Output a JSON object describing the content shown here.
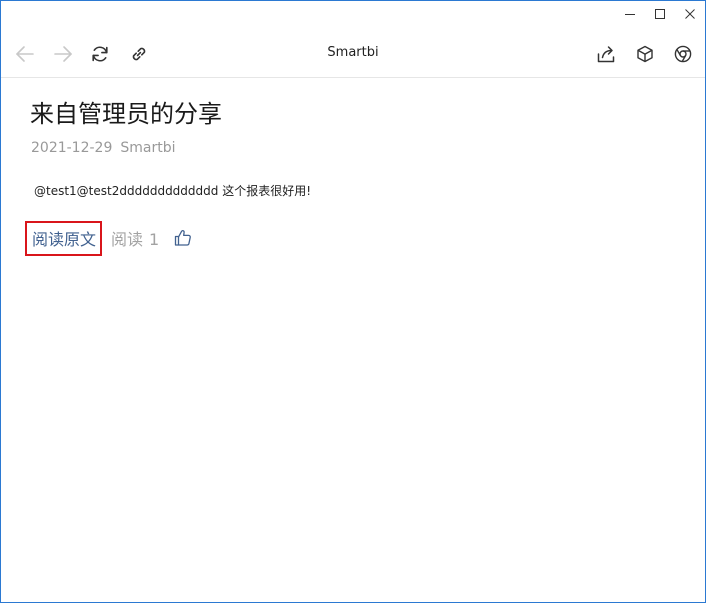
{
  "window": {
    "controls": [
      "minimize",
      "maximize",
      "close"
    ]
  },
  "toolbar": {
    "title": "Smartbi",
    "icons": {
      "back": "arrow-left-icon",
      "forward": "arrow-right-icon",
      "refresh": "refresh-icon",
      "link": "link-icon",
      "share": "share-icon",
      "cube": "cube-icon",
      "browser": "chrome-icon"
    }
  },
  "article": {
    "title": "来自管理员的分享",
    "date": "2021-12-29",
    "author": "Smartbi",
    "body": "@test1@test2ddddddddddddd  这个报表很好用!",
    "read_original_label": "阅读原文",
    "read_label": "阅读",
    "read_count": "1"
  },
  "colors": {
    "window_border": "#2b79d2",
    "link": "#41618f",
    "highlight_border": "#d9151b",
    "muted": "#999999"
  }
}
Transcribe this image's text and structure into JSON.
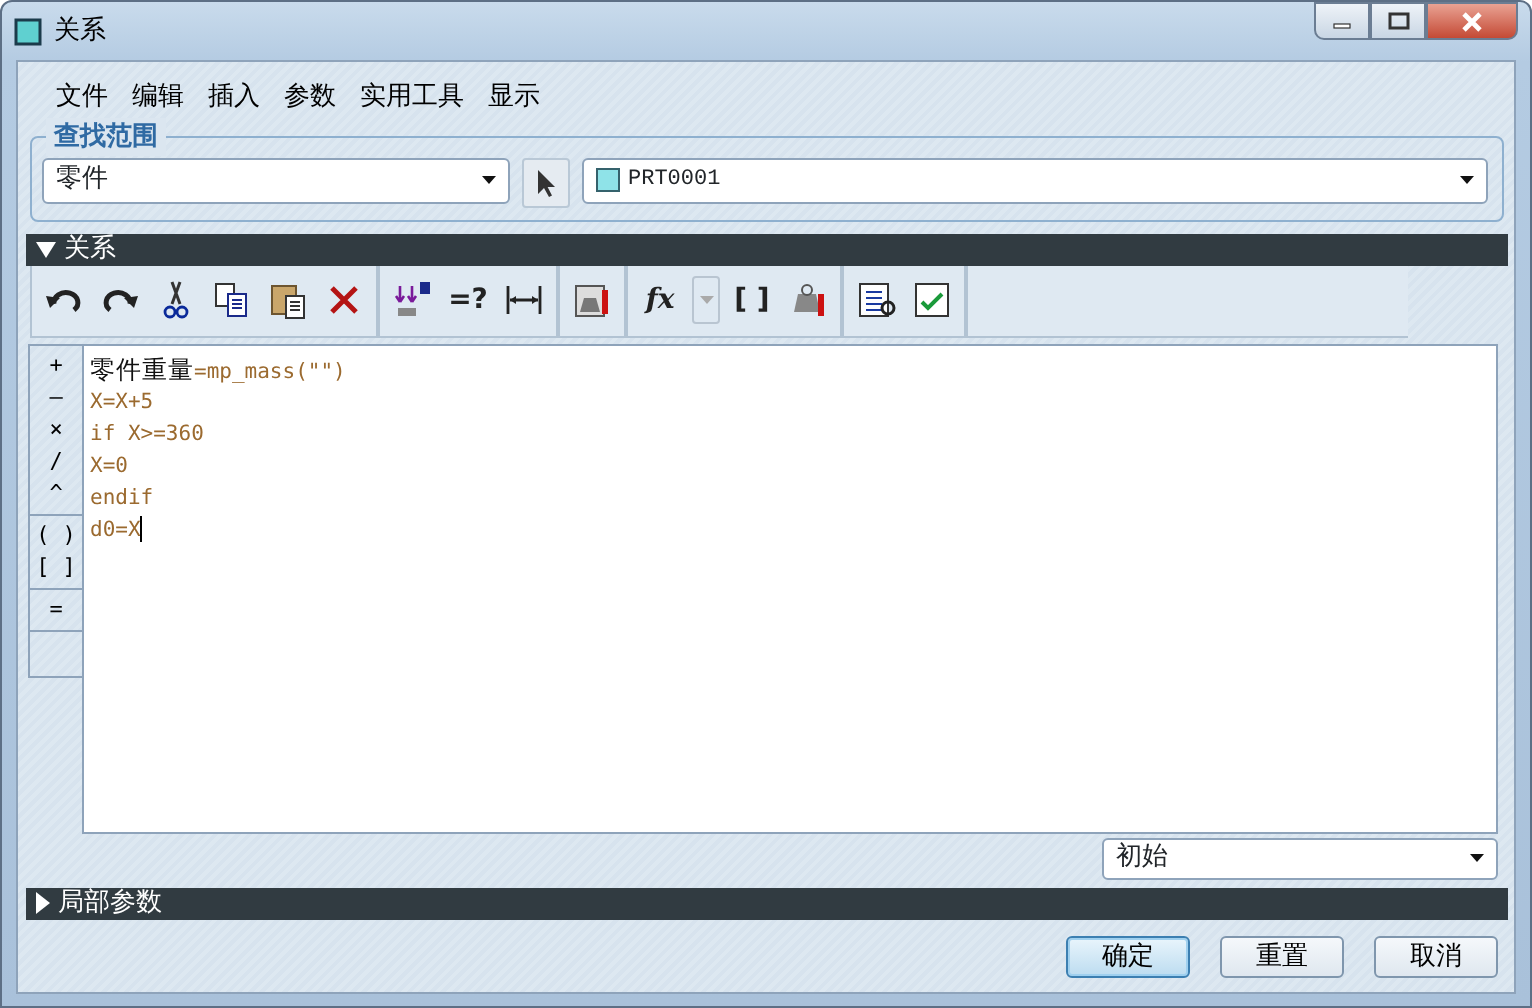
{
  "window": {
    "title": "关系"
  },
  "menu": [
    "文件",
    "编辑",
    "插入",
    "参数",
    "实用工具",
    "显示"
  ],
  "search_scope": {
    "title": "查找范围",
    "type_value": "零件",
    "object_value": "PRT0001"
  },
  "relations": {
    "title": "关系",
    "expanded": true,
    "toolbar_texts": [
      {
        "label": "=?"
      },
      {
        "label": "fx",
        "dropdown_disabled": true
      },
      {
        "label": "[ ]"
      }
    ],
    "operators": [
      [
        "+",
        "–",
        "×",
        "/",
        "^"
      ],
      [
        "( )",
        "[ ]"
      ],
      [
        "="
      ]
    ],
    "lines": [
      [
        {
          "text": "零件重量",
          "kind": "name"
        },
        {
          "text": "=mp_mass(\"\")",
          "kind": "code"
        }
      ],
      [
        {
          "text": "X=X+5",
          "kind": "code"
        }
      ],
      [
        {
          "text": "if X>=360",
          "kind": "code"
        }
      ],
      [
        {
          "text": "X=0",
          "kind": "code"
        }
      ],
      [
        {
          "text": "endif",
          "kind": "code"
        }
      ],
      [
        {
          "text": "d0=X",
          "kind": "code"
        }
      ]
    ],
    "filter_value": "初始"
  },
  "local_params": {
    "title": "局部参数",
    "expanded": false
  },
  "buttons": [
    {
      "label": "确定",
      "default": true
    },
    {
      "label": "重置",
      "default": false
    },
    {
      "label": "取消",
      "default": false
    }
  ]
}
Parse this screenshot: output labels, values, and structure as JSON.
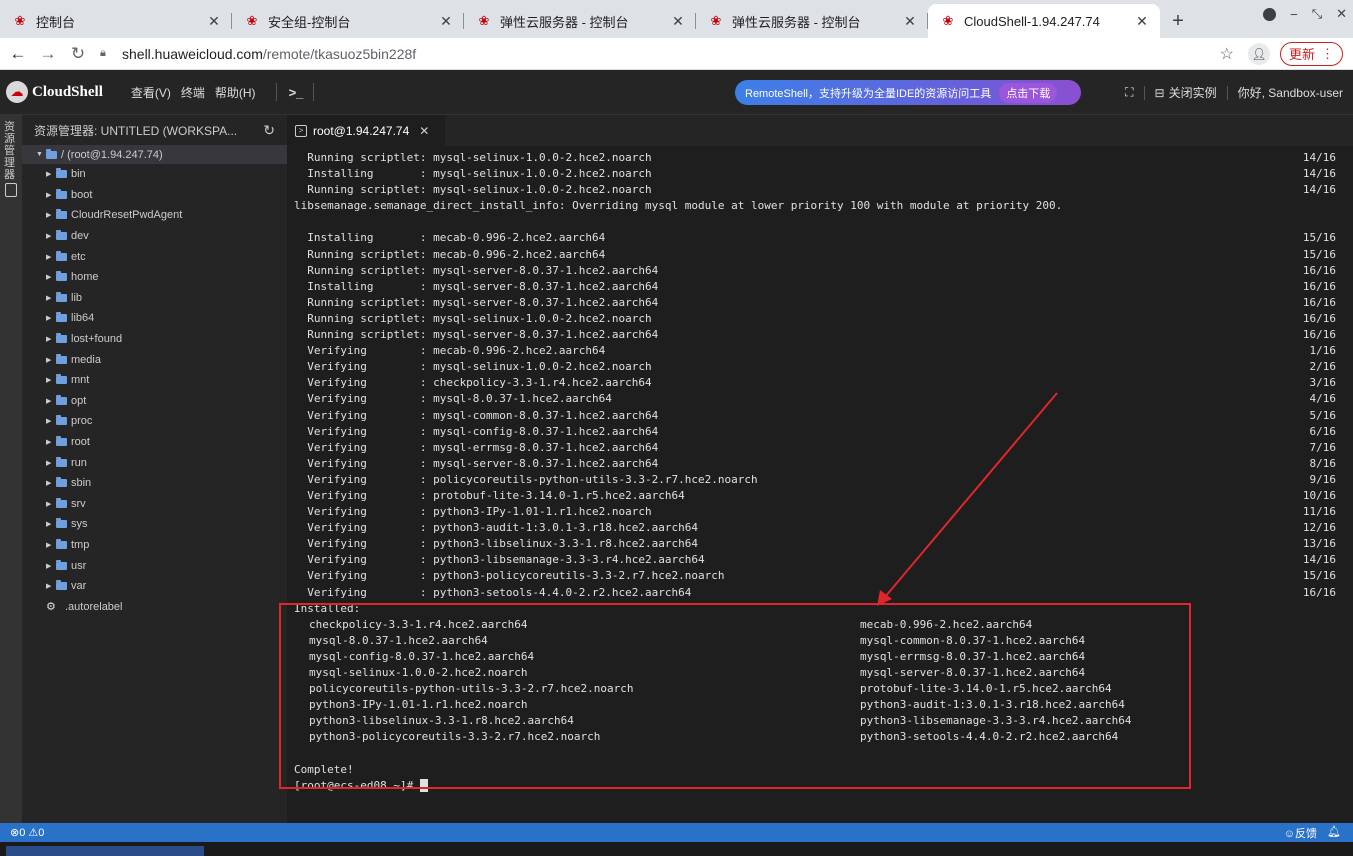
{
  "browser": {
    "tabs": [
      {
        "label": "控制台",
        "logo": "huawei-logo"
      },
      {
        "label": "安全组-控制台",
        "logo": "huawei-logo"
      },
      {
        "label": "弹性云服务器 - 控制台",
        "logo": "huawei-logo"
      },
      {
        "label": "弹性云服务器 - 控制台",
        "logo": "huawei-logo"
      },
      {
        "label": "CloudShell-1.94.247.74",
        "logo": "huawei-logo",
        "active": true
      }
    ],
    "url_host": "shell.huaweicloud.com",
    "url_path": "/remote/tkasuoz5bin228f",
    "update_label": "更新"
  },
  "header": {
    "app_name": "CloudShell",
    "menu": [
      "查看(V)",
      "终端",
      "帮助(H)"
    ],
    "promo_text": "RemoteShell，支持升级为全量IDE的资源访问工具",
    "promo_button": "点击下载",
    "close_instance": "关闭实例",
    "greeting": "你好, Sandbox-user"
  },
  "rail": {
    "label": "资源管理器"
  },
  "sidebar": {
    "title": "资源管理器: UNTITLED (WORKSPA...",
    "root": "/ (root@1.94.247.74)",
    "items": [
      "bin",
      "boot",
      "CloudrResetPwdAgent",
      "dev",
      "etc",
      "home",
      "lib",
      "lib64",
      "lost+found",
      "media",
      "mnt",
      "opt",
      "proc",
      "root",
      "run",
      "sbin",
      "srv",
      "sys",
      "tmp",
      "usr",
      "var"
    ],
    "file": ".autorelabel"
  },
  "editor": {
    "tab_label": "root@1.94.247.74"
  },
  "terminal": {
    "lines": [
      {
        "text": "  Running scriptlet: mysql-selinux-1.0.0-2.hce2.noarch",
        "count": "14/16"
      },
      {
        "text": "  Installing       : mysql-selinux-1.0.0-2.hce2.noarch",
        "count": "14/16"
      },
      {
        "text": "  Running scriptlet: mysql-selinux-1.0.0-2.hce2.noarch",
        "count": "14/16"
      },
      {
        "text": "libsemanage.semanage_direct_install_info: Overriding mysql module at lower priority 100 with module at priority 200.",
        "count": ""
      },
      {
        "text": "",
        "count": ""
      },
      {
        "text": "  Installing       : mecab-0.996-2.hce2.aarch64",
        "count": "15/16"
      },
      {
        "text": "  Running scriptlet: mecab-0.996-2.hce2.aarch64",
        "count": "15/16"
      },
      {
        "text": "  Running scriptlet: mysql-server-8.0.37-1.hce2.aarch64",
        "count": "16/16"
      },
      {
        "text": "  Installing       : mysql-server-8.0.37-1.hce2.aarch64",
        "count": "16/16"
      },
      {
        "text": "  Running scriptlet: mysql-server-8.0.37-1.hce2.aarch64",
        "count": "16/16"
      },
      {
        "text": "  Running scriptlet: mysql-selinux-1.0.0-2.hce2.noarch",
        "count": "16/16"
      },
      {
        "text": "  Running scriptlet: mysql-server-8.0.37-1.hce2.aarch64",
        "count": "16/16"
      },
      {
        "text": "  Verifying        : mecab-0.996-2.hce2.aarch64",
        "count": "1/16"
      },
      {
        "text": "  Verifying        : mysql-selinux-1.0.0-2.hce2.noarch",
        "count": "2/16"
      },
      {
        "text": "  Verifying        : checkpolicy-3.3-1.r4.hce2.aarch64",
        "count": "3/16"
      },
      {
        "text": "  Verifying        : mysql-8.0.37-1.hce2.aarch64",
        "count": "4/16"
      },
      {
        "text": "  Verifying        : mysql-common-8.0.37-1.hce2.aarch64",
        "count": "5/16"
      },
      {
        "text": "  Verifying        : mysql-config-8.0.37-1.hce2.aarch64",
        "count": "6/16"
      },
      {
        "text": "  Verifying        : mysql-errmsg-8.0.37-1.hce2.aarch64",
        "count": "7/16"
      },
      {
        "text": "  Verifying        : mysql-server-8.0.37-1.hce2.aarch64",
        "count": "8/16"
      },
      {
        "text": "  Verifying        : policycoreutils-python-utils-3.3-2.r7.hce2.noarch",
        "count": "9/16"
      },
      {
        "text": "  Verifying        : protobuf-lite-3.14.0-1.r5.hce2.aarch64",
        "count": "10/16"
      },
      {
        "text": "  Verifying        : python3-IPy-1.01-1.r1.hce2.noarch",
        "count": "11/16"
      },
      {
        "text": "  Verifying        : python3-audit-1:3.0.1-3.r18.hce2.aarch64",
        "count": "12/16"
      },
      {
        "text": "  Verifying        : python3-libselinux-3.3-1.r8.hce2.aarch64",
        "count": "13/16"
      },
      {
        "text": "  Verifying        : python3-libsemanage-3.3-3.r4.hce2.aarch64",
        "count": "14/16"
      },
      {
        "text": "  Verifying        : python3-policycoreutils-3.3-2.r7.hce2.noarch",
        "count": "15/16"
      },
      {
        "text": "  Verifying        : python3-setools-4.4.0-2.r2.hce2.aarch64",
        "count": "16/16"
      }
    ],
    "installed_header": "Installed:",
    "installed": [
      [
        "checkpolicy-3.3-1.r4.hce2.aarch64",
        "mecab-0.996-2.hce2.aarch64"
      ],
      [
        "mysql-8.0.37-1.hce2.aarch64",
        "mysql-common-8.0.37-1.hce2.aarch64"
      ],
      [
        "mysql-config-8.0.37-1.hce2.aarch64",
        "mysql-errmsg-8.0.37-1.hce2.aarch64"
      ],
      [
        "mysql-selinux-1.0.0-2.hce2.noarch",
        "mysql-server-8.0.37-1.hce2.aarch64"
      ],
      [
        "policycoreutils-python-utils-3.3-2.r7.hce2.noarch",
        "protobuf-lite-3.14.0-1.r5.hce2.aarch64"
      ],
      [
        "python3-IPy-1.01-1.r1.hce2.noarch",
        "python3-audit-1:3.0.1-3.r18.hce2.aarch64"
      ],
      [
        "python3-libselinux-3.3-1.r8.hce2.aarch64",
        "python3-libsemanage-3.3-3.r4.hce2.aarch64"
      ],
      [
        "python3-policycoreutils-3.3-2.r7.hce2.noarch",
        "python3-setools-4.4.0-2.r2.hce2.aarch64"
      ]
    ],
    "complete": "Complete!",
    "prompt": "[root@ecs-ed08 ~]# "
  },
  "statusbar": {
    "problems": "⊗0 ⚠0",
    "feedback": "☺反馈"
  },
  "colors": {
    "annotation": "#e0262b",
    "statusbar": "#2a72c8",
    "brand": "#c7000b"
  }
}
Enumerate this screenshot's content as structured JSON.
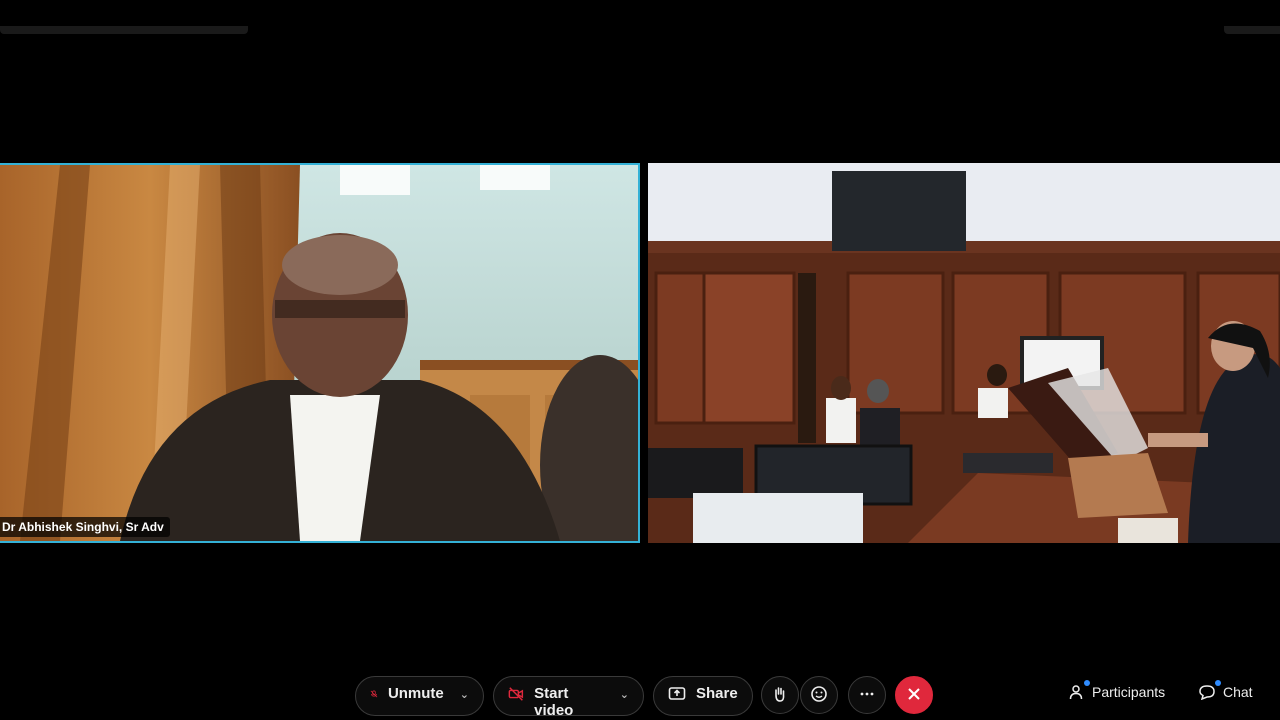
{
  "meeting": {
    "tiles": [
      {
        "name": "Dr Abhishek Singhvi, Sr Adv",
        "active_speaker": true
      },
      {
        "name": "",
        "active_speaker": false
      }
    ]
  },
  "toolbar": {
    "unmute_label": "Unmute",
    "start_video_label": "Start video",
    "share_label": "Share",
    "participants_label": "Participants",
    "chat_label": "Chat"
  },
  "colors": {
    "active_speaker_border": "#34b1d6",
    "end_call": "#e0283c",
    "notification_dot": "#2f8cff"
  },
  "icons": {
    "unmute": "muted-mic-icon",
    "start_video": "video-off-icon",
    "share": "share-screen-icon",
    "raise_hand": "hand-icon",
    "reactions": "emoji-icon",
    "more": "more-icon",
    "end": "end-call-icon",
    "participants": "person-icon",
    "chat": "chat-bubble-icon"
  }
}
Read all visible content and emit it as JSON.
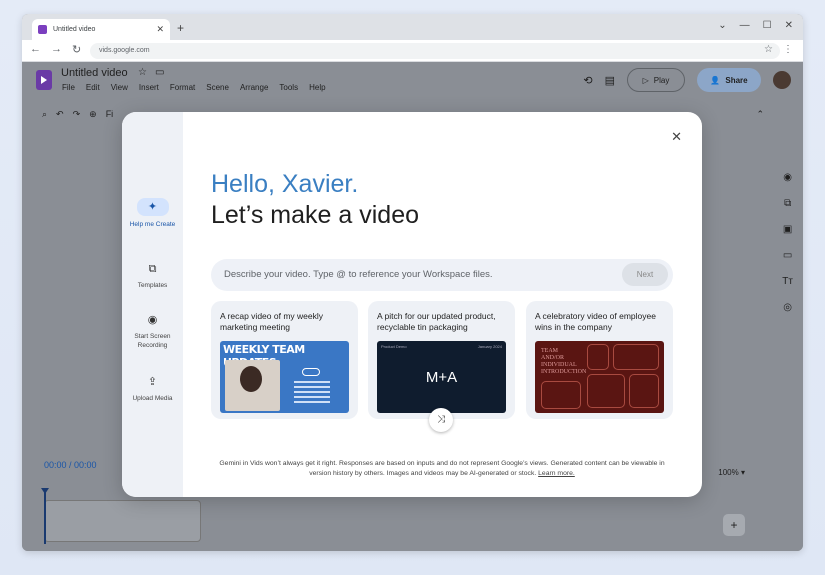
{
  "browser": {
    "tab_title": "Untitled video",
    "new_tab": "+",
    "url": "vids.google.com",
    "window_controls": [
      "⌄",
      "—",
      "☐",
      "✕"
    ]
  },
  "app": {
    "doc_title": "Untitled video",
    "menu": [
      "File",
      "Edit",
      "View",
      "Insert",
      "Format",
      "Scene",
      "Arrange",
      "Tools",
      "Help"
    ],
    "play_label": "Play",
    "share_label": "Share",
    "toolbar_fit": "Fi",
    "timecode": "00:00 / 00:00",
    "zoom": "100%",
    "colors": {
      "accent": "#3a7fc2",
      "share_bg": "#8ca6c8",
      "brand": "#6a3aa6"
    }
  },
  "dialog": {
    "sidebar": [
      {
        "label": "Help me Create",
        "icon": "sparkle-icon",
        "active": true
      },
      {
        "label": "Templates",
        "icon": "templates-icon",
        "active": false
      },
      {
        "label": "Start Screen Recording",
        "icon": "record-icon",
        "active": false
      },
      {
        "label": "Upload Media",
        "icon": "upload-icon",
        "active": false
      }
    ],
    "greeting": "Hello, Xavier.",
    "headline": "Let’s make a video",
    "prompt_placeholder": "Describe your video. Type @ to reference your Workspace files.",
    "next_label": "Next",
    "cards": [
      {
        "title": "A recap video of my weekly marketing meeting",
        "thumb_heading": "WEEKLY TEAM UPDATES"
      },
      {
        "title": "A pitch for our updated product, recyclable tin packaging",
        "thumb_left": "Product Demo",
        "thumb_right": "January 2024",
        "thumb_center": "M+A"
      },
      {
        "title": "A celebratory video of employee wins in the company",
        "thumb_heading": "TEAM AND/OR INDIVIDUAL INTRODUCTION"
      }
    ],
    "disclaimer": "Gemini in Vids won’t always get it right. Responses are based on inputs and do not represent Google’s views. Generated content can be viewable in version history by others. Images and videos may be AI-generated or stock.",
    "learn_more": "Learn more."
  }
}
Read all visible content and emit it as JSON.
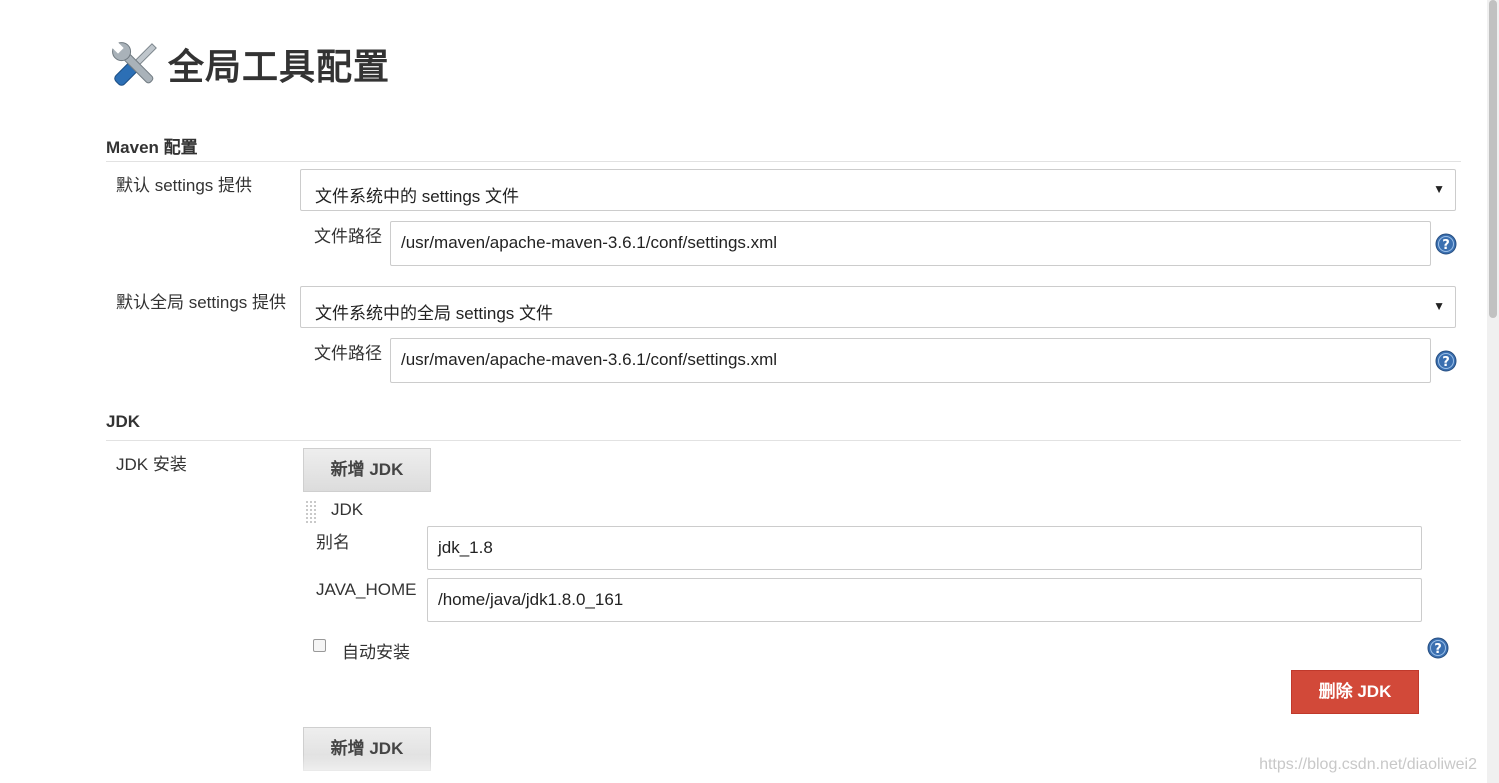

§

Gather each line of the records holding the string "setools".

→ SOLUTION TO THE EXERCISE
        "text": "  Verifying        : python3-setools-4.4.0-2.r2.hce2.aarch64",
        "python3-setools-4.4.0-2.r2.hce2.aarch64"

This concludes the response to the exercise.